Exercise objective – Among the entries, which lines carry the string "ylabel"? Copy each of them.

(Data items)
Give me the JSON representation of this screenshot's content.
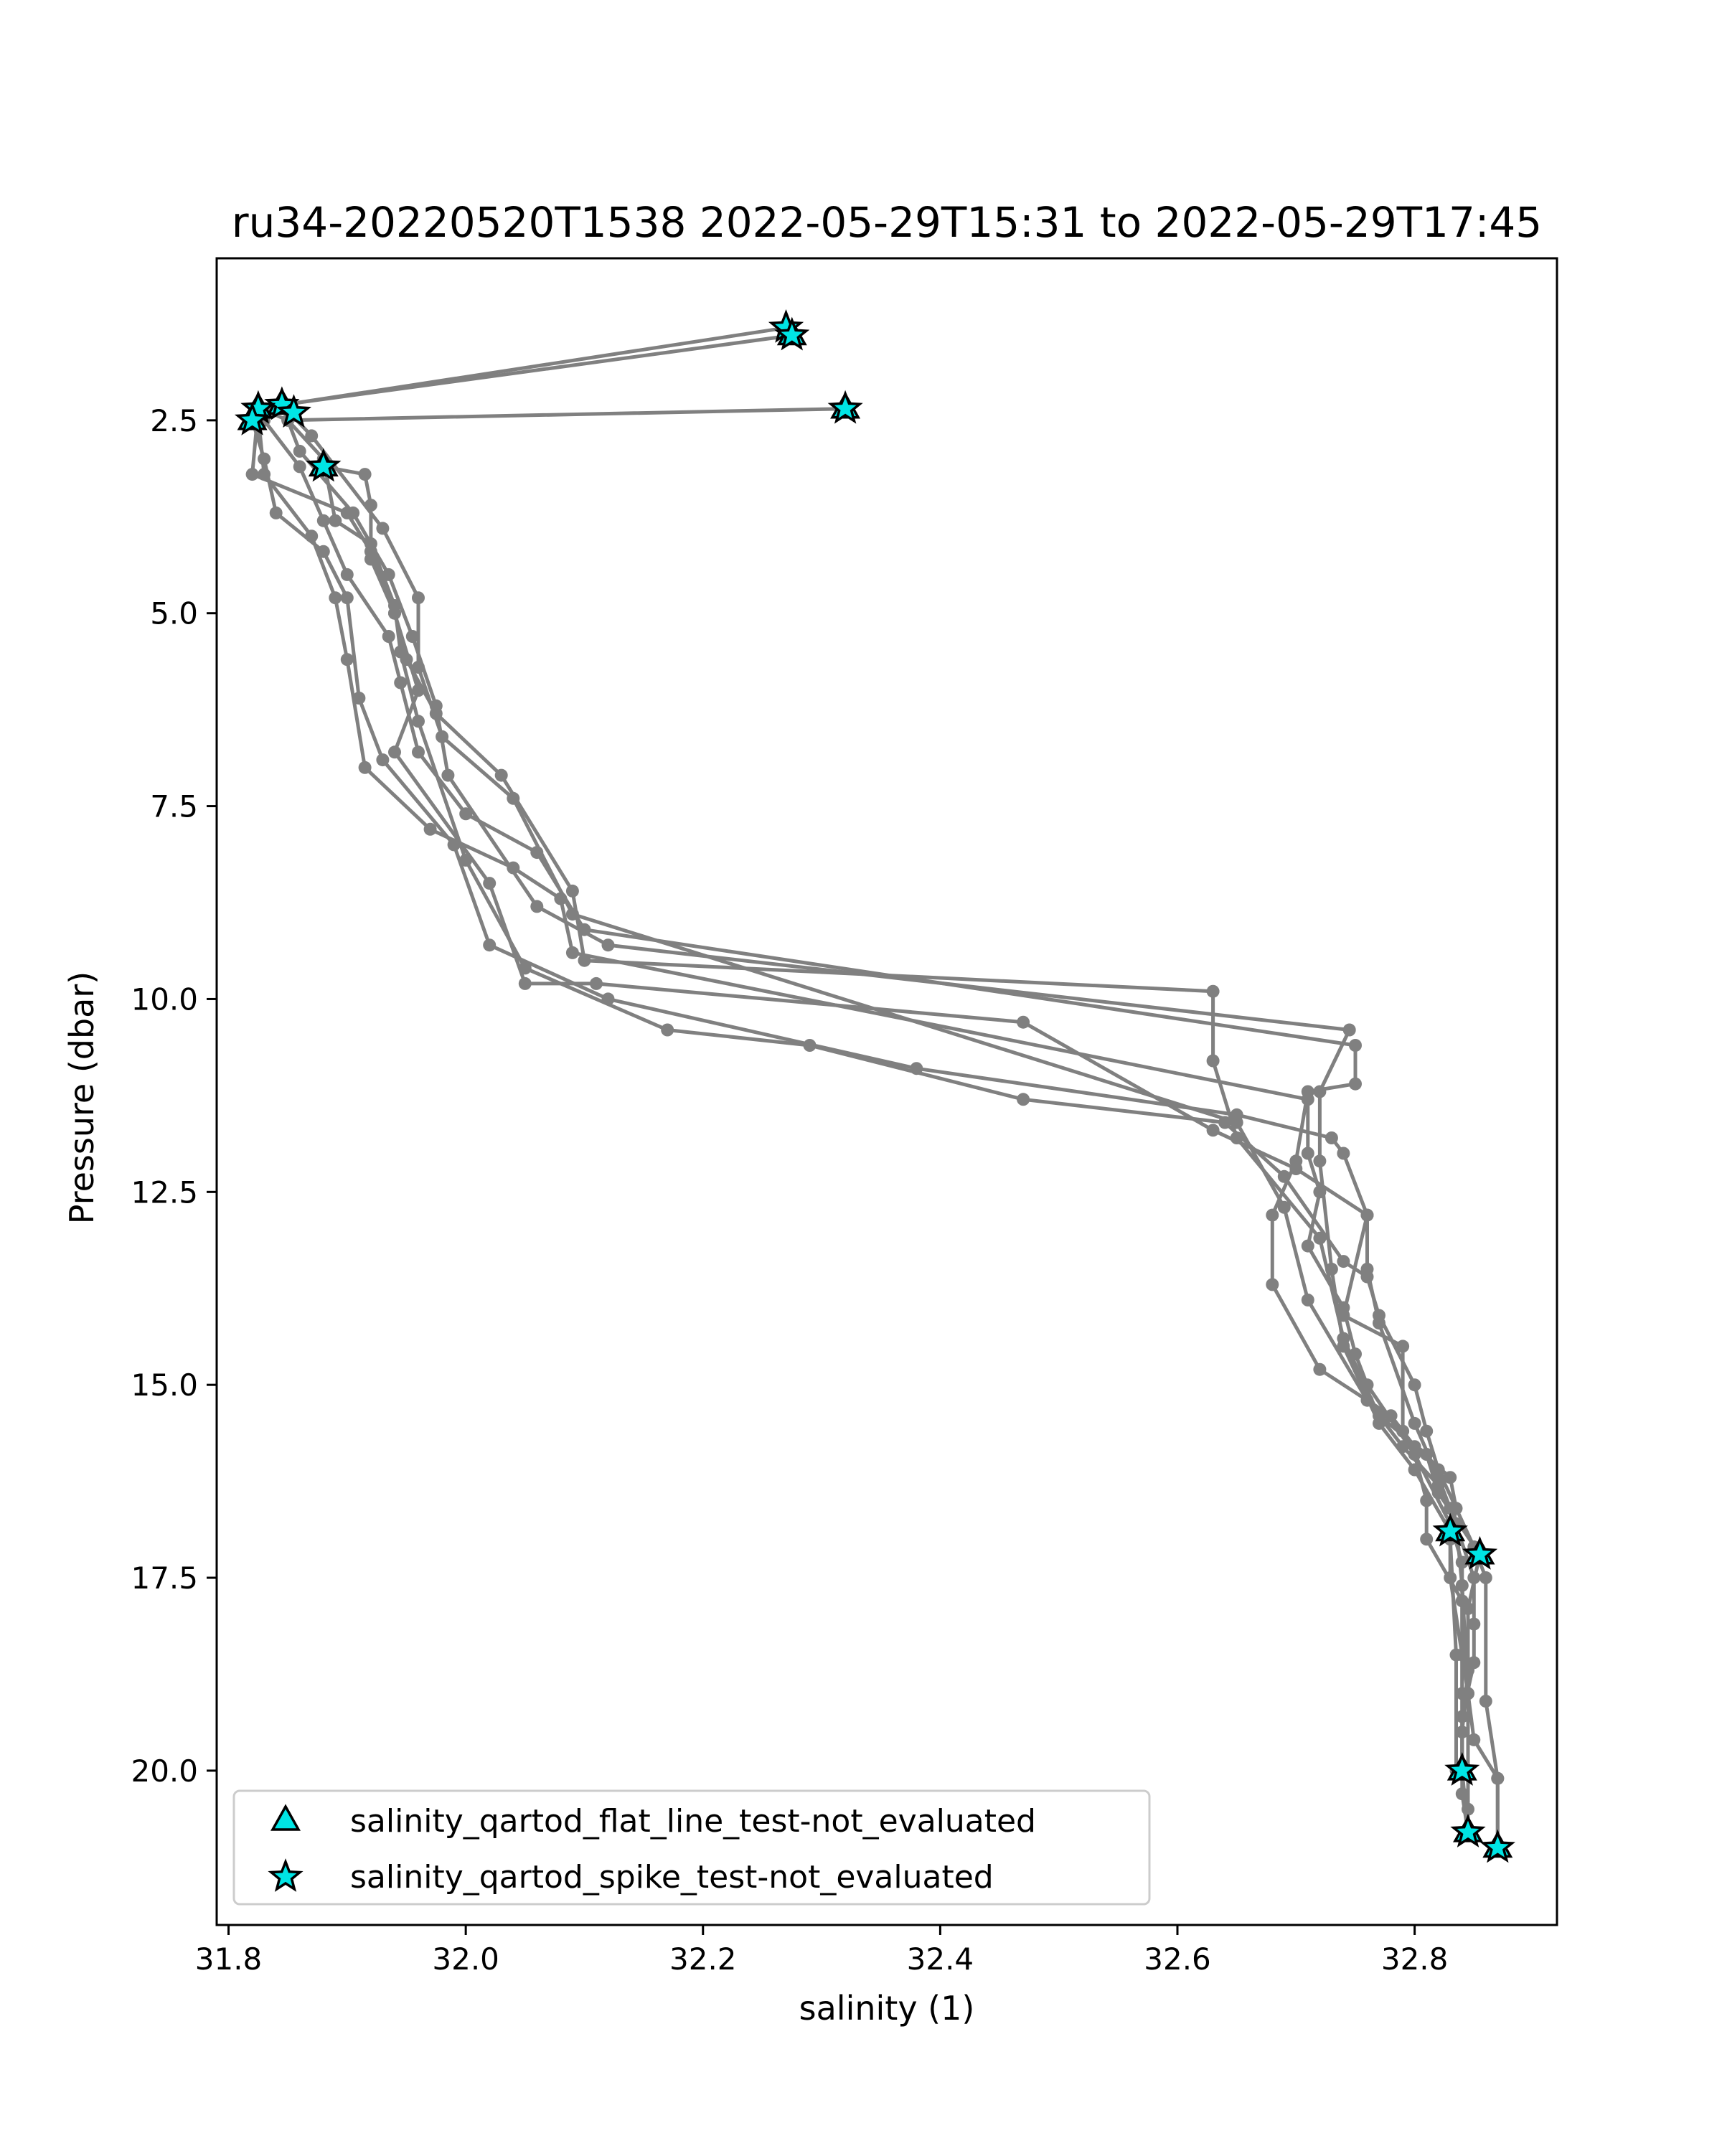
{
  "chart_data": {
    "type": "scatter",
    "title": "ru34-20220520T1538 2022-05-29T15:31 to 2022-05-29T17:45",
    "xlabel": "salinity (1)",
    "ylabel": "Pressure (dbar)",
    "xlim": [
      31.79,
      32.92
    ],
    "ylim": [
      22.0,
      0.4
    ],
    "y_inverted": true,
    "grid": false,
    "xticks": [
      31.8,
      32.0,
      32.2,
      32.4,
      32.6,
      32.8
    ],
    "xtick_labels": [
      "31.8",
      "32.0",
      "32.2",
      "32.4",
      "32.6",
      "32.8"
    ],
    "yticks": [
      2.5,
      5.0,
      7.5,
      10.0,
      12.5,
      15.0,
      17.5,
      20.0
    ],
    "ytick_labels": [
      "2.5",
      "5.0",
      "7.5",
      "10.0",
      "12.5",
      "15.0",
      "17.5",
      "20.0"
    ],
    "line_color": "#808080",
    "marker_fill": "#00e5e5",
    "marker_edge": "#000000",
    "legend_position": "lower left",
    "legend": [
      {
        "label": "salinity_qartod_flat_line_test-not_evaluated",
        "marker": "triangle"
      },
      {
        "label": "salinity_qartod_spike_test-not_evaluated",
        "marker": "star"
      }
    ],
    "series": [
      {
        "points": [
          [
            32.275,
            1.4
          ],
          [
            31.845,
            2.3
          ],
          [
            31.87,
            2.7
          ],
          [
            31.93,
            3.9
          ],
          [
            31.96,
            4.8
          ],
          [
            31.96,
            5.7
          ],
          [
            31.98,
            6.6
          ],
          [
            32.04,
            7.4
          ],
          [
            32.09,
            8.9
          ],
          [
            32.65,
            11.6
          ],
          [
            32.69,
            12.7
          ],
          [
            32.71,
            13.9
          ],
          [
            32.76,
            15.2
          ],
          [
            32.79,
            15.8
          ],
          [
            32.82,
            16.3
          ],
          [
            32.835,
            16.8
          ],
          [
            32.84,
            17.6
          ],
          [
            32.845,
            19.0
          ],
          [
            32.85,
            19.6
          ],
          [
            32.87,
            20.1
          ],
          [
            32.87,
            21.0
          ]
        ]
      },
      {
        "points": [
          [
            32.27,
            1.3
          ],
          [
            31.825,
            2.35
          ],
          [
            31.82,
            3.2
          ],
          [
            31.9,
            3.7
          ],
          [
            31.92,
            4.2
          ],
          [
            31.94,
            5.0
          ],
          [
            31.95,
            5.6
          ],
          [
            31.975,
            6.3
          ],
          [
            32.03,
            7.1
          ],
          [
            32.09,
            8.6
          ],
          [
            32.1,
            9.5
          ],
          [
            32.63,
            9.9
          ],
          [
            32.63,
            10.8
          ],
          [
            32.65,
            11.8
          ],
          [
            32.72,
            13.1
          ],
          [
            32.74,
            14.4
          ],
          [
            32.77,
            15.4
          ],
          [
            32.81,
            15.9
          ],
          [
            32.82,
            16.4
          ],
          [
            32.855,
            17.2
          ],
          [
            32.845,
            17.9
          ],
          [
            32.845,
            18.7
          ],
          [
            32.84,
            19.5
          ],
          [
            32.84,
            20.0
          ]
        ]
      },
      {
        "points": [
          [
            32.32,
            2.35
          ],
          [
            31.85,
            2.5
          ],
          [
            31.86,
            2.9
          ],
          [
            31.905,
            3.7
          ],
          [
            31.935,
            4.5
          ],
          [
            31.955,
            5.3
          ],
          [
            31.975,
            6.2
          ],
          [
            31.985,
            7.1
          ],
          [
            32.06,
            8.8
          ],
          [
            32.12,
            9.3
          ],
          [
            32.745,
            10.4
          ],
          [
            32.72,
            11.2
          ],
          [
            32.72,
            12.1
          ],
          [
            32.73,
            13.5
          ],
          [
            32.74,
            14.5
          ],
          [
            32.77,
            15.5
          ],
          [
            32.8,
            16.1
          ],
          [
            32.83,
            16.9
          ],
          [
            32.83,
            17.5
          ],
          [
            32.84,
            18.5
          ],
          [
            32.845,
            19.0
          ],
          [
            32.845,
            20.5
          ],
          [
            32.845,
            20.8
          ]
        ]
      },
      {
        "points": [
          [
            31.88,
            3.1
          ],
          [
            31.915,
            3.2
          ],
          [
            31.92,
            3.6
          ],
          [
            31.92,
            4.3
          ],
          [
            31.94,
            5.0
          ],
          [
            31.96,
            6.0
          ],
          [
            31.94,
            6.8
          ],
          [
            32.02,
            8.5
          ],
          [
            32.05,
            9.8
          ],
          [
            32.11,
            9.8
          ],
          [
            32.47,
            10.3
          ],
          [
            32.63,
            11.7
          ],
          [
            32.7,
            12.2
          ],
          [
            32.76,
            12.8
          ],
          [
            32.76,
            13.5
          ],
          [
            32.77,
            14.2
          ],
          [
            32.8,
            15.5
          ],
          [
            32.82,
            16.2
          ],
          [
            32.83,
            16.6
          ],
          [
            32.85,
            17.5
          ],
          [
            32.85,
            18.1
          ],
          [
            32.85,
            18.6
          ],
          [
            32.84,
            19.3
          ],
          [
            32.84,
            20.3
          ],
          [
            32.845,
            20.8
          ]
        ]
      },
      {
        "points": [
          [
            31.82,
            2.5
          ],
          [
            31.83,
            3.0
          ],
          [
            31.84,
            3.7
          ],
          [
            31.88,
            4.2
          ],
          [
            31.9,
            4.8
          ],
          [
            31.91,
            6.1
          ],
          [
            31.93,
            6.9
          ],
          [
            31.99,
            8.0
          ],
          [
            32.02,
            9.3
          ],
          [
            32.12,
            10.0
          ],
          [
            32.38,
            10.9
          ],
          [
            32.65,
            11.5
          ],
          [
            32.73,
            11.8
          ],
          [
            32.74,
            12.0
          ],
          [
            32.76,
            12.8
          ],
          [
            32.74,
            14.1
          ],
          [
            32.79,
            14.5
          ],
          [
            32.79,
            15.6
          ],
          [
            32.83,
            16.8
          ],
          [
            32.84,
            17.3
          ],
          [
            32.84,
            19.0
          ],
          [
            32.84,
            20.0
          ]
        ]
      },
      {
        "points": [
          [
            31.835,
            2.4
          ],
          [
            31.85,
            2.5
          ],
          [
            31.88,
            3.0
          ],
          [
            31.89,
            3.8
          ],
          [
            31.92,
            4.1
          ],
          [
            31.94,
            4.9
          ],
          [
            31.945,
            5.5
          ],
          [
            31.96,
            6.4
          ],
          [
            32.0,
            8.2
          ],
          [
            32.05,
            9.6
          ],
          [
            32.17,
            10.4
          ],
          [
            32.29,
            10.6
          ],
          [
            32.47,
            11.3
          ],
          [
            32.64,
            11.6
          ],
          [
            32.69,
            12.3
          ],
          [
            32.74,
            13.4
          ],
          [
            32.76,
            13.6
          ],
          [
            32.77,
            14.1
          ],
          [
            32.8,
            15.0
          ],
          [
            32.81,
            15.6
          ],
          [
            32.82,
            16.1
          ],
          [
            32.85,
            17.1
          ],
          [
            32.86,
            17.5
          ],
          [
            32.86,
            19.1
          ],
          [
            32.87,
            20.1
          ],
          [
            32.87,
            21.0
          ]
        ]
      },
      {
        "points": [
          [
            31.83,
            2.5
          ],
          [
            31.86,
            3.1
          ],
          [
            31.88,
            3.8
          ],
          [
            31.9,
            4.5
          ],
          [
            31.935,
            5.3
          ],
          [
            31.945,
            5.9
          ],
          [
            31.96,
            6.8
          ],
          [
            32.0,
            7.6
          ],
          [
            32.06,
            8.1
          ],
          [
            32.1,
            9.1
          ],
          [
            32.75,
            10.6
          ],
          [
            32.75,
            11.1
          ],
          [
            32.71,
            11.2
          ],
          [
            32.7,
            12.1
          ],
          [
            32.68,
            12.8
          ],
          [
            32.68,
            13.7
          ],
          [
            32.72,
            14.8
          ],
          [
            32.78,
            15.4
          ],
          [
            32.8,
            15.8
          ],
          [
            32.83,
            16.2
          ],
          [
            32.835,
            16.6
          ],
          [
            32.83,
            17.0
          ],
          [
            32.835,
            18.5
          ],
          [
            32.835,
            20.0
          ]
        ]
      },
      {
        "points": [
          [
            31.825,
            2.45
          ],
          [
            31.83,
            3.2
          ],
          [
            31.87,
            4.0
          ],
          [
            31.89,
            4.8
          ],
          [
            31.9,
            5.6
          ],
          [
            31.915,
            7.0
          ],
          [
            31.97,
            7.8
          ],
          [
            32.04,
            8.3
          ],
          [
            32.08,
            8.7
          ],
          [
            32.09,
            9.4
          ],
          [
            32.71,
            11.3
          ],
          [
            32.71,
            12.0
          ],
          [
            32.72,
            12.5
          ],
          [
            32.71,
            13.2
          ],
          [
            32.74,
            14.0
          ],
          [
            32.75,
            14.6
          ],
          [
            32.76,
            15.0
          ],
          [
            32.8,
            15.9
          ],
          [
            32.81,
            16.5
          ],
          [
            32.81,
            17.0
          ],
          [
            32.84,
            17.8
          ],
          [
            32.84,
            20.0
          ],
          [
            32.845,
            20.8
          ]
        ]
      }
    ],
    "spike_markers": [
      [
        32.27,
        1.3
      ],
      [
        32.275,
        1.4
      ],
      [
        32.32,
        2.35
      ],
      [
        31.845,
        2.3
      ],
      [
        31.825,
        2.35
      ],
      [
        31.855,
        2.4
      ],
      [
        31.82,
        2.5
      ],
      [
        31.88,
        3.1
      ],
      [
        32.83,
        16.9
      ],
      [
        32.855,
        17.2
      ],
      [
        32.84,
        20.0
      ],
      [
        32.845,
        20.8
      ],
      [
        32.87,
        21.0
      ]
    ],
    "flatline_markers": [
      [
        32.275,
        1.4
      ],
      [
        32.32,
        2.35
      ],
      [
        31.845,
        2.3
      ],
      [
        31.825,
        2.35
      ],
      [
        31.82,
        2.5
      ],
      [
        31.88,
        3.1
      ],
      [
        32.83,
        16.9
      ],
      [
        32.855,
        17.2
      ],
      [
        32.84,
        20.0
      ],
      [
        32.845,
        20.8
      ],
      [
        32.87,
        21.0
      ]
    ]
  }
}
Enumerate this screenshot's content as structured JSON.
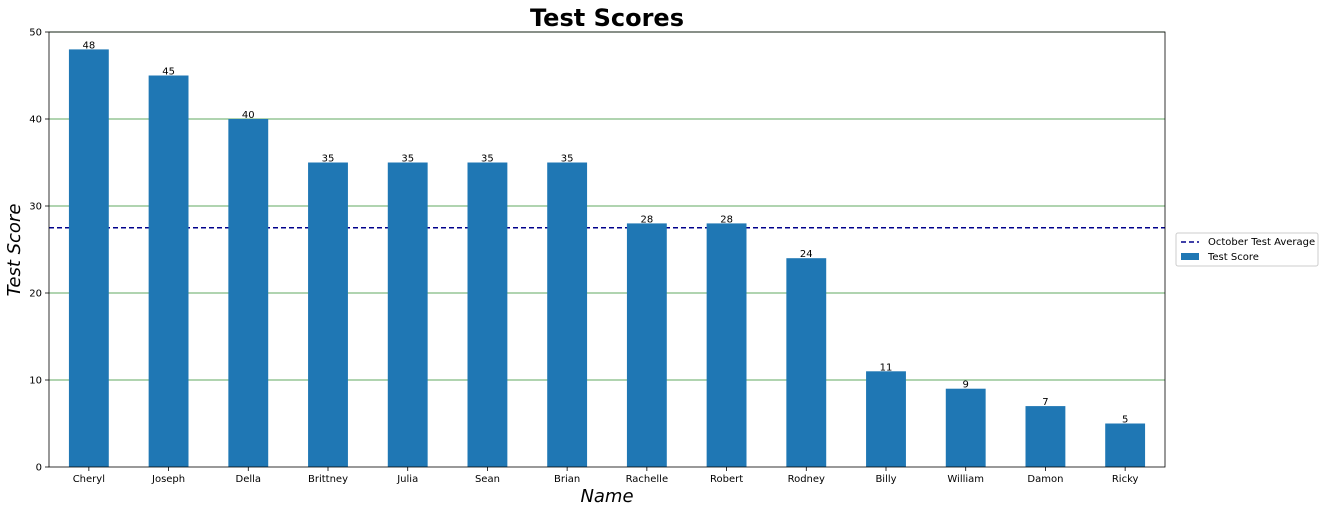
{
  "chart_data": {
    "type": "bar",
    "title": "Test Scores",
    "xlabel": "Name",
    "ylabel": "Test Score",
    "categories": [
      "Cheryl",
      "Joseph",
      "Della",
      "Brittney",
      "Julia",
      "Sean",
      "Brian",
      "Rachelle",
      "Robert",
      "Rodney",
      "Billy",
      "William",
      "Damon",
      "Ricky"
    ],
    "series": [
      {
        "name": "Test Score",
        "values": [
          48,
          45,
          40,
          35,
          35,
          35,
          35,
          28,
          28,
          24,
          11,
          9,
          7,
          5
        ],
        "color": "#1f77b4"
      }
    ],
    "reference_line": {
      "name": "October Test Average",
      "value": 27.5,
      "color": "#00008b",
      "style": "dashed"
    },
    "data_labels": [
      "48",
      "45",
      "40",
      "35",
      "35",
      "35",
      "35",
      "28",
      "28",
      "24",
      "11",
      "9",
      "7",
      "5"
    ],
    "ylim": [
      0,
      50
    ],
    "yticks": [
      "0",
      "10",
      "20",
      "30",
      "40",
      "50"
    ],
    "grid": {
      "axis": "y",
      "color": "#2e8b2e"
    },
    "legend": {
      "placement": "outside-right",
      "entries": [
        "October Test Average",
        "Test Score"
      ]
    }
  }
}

Task result –
    "ylabel": "Pressure (dbar)",
    "ylabel": "Test Score",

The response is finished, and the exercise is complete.